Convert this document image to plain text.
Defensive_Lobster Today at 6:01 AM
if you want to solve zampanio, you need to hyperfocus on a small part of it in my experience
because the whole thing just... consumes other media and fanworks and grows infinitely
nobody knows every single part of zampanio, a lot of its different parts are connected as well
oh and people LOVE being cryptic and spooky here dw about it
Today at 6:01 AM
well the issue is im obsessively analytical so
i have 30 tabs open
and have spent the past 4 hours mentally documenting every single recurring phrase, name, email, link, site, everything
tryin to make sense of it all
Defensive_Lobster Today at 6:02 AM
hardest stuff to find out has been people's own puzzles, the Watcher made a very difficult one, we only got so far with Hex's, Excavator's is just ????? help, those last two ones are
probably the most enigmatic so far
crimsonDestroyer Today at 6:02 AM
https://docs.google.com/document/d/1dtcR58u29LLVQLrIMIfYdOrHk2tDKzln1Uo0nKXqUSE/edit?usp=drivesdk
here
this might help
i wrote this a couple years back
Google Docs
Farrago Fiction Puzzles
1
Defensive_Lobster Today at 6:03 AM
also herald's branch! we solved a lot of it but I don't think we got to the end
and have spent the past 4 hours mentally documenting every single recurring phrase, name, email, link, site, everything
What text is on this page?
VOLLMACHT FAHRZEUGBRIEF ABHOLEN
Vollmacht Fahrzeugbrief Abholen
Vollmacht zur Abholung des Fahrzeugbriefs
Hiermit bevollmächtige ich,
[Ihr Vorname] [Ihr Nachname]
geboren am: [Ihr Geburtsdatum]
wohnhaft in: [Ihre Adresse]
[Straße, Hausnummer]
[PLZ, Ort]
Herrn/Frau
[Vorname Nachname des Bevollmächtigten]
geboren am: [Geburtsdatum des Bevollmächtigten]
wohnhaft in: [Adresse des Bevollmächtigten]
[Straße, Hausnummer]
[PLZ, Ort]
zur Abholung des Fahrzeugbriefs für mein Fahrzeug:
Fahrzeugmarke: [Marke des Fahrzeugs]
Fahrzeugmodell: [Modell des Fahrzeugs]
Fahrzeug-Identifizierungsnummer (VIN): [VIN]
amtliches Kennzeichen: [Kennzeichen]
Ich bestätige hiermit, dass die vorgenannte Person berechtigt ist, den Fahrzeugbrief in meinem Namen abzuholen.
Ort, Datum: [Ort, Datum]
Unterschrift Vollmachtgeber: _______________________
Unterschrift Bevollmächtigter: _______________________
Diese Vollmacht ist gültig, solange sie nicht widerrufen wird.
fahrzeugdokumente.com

=====

*SET TASK*. Show every line from the entries above in which the word "Abholung" appears.

*OUTPUT OF THE TASK*.
Vollmacht zur Abholung des Fahrzeugbriefs
zur Abholung des Fahrzeugbriefs für mein Fahrzeug:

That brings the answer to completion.